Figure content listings
>>>>
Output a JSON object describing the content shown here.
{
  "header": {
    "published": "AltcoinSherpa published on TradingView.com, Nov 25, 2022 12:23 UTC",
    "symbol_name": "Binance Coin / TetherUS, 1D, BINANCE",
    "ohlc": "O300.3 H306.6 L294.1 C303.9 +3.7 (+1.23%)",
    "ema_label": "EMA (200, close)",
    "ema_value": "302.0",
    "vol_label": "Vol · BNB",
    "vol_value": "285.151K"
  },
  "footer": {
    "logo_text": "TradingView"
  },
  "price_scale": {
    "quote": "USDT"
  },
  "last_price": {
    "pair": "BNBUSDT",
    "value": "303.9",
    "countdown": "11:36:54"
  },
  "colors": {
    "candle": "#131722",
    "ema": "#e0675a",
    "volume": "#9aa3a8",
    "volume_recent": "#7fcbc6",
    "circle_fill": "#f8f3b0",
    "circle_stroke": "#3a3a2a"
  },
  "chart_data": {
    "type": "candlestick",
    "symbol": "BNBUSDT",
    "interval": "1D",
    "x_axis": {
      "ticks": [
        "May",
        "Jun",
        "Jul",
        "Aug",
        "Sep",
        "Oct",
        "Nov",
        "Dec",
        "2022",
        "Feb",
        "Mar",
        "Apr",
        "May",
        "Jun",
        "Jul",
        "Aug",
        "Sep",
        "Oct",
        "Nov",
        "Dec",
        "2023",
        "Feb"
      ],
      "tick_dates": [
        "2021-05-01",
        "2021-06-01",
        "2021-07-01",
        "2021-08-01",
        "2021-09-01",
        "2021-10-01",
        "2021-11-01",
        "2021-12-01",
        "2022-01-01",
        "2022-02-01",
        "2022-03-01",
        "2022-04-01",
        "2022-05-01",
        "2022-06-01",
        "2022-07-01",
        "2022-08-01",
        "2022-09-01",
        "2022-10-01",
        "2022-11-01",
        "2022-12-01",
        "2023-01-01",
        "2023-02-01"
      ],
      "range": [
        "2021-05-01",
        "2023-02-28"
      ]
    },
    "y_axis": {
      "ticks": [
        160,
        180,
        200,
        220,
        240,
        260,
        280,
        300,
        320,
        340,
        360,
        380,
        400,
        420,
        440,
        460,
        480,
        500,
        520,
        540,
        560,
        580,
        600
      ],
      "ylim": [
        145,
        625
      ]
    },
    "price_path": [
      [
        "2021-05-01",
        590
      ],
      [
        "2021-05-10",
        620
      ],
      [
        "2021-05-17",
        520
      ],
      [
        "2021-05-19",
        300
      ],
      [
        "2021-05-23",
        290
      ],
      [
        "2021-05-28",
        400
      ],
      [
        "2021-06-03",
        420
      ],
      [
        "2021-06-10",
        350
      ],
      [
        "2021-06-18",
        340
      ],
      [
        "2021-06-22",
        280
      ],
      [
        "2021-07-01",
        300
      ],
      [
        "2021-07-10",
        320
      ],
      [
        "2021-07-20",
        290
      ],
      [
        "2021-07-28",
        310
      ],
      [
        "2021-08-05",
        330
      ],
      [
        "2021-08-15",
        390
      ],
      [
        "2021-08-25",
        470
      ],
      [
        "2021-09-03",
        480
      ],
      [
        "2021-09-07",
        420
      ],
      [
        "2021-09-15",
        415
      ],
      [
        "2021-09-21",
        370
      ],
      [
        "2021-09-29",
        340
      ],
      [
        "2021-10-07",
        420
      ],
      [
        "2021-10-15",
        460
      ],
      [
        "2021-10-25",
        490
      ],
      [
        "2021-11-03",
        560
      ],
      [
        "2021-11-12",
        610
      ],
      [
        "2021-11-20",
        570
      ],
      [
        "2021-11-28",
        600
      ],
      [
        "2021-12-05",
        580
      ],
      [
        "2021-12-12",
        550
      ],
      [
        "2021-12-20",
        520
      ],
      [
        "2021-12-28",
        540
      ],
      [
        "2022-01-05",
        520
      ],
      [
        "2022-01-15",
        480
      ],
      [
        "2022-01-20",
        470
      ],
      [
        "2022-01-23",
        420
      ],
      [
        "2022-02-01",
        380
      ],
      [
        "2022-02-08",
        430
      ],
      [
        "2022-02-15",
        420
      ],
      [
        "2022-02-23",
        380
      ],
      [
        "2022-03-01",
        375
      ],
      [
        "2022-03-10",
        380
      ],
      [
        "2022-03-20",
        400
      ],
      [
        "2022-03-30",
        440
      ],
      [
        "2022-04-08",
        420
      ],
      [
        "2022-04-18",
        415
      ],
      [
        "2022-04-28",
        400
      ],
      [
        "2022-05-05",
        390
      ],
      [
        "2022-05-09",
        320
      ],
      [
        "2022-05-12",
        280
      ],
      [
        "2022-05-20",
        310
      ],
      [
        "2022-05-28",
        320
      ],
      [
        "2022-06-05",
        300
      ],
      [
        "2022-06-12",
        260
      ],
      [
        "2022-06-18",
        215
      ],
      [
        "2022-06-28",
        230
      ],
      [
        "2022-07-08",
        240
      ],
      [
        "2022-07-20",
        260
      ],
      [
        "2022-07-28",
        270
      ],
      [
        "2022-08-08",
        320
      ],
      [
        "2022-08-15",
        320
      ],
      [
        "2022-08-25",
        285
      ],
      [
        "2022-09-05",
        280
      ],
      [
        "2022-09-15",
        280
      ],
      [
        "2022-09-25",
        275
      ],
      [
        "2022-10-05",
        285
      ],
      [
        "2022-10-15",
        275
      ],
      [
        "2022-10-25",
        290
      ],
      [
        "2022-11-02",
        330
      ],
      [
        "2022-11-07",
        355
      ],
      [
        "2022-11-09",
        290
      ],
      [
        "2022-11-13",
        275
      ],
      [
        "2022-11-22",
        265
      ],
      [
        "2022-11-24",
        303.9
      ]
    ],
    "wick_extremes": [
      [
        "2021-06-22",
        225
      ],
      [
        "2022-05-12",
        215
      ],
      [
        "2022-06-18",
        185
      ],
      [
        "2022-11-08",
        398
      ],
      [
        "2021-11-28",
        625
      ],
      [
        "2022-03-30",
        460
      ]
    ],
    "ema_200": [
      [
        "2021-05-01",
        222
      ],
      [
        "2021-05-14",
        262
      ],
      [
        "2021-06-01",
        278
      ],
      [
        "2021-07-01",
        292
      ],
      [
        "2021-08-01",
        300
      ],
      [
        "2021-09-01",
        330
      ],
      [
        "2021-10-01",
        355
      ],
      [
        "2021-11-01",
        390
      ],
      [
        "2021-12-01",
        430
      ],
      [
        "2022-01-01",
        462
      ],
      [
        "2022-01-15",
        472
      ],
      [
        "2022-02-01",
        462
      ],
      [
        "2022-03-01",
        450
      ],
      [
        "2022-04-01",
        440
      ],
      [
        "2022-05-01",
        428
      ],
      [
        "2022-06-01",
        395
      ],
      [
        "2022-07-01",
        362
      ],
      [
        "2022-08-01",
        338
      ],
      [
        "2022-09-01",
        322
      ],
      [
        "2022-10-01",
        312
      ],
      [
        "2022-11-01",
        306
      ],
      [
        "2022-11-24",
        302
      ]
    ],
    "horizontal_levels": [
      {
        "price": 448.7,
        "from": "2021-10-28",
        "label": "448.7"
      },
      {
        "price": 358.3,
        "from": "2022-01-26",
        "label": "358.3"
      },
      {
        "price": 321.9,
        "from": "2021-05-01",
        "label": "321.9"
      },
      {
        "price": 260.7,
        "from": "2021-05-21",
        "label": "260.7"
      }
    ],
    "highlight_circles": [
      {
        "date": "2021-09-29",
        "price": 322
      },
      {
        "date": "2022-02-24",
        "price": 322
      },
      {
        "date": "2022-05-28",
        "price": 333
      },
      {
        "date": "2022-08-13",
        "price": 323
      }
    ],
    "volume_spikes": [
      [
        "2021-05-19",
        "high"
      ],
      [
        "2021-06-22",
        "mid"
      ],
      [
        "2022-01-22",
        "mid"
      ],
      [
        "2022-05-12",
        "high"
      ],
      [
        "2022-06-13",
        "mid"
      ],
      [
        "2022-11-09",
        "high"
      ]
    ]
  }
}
<<<<
[What to work on]
In the entries above, identify every line with the string "from".

[Full answer]
        "from": "2021-10-28",
        "from": "2022-01-26",
        "from": "2021-05-01",
        "from": "2021-05-21",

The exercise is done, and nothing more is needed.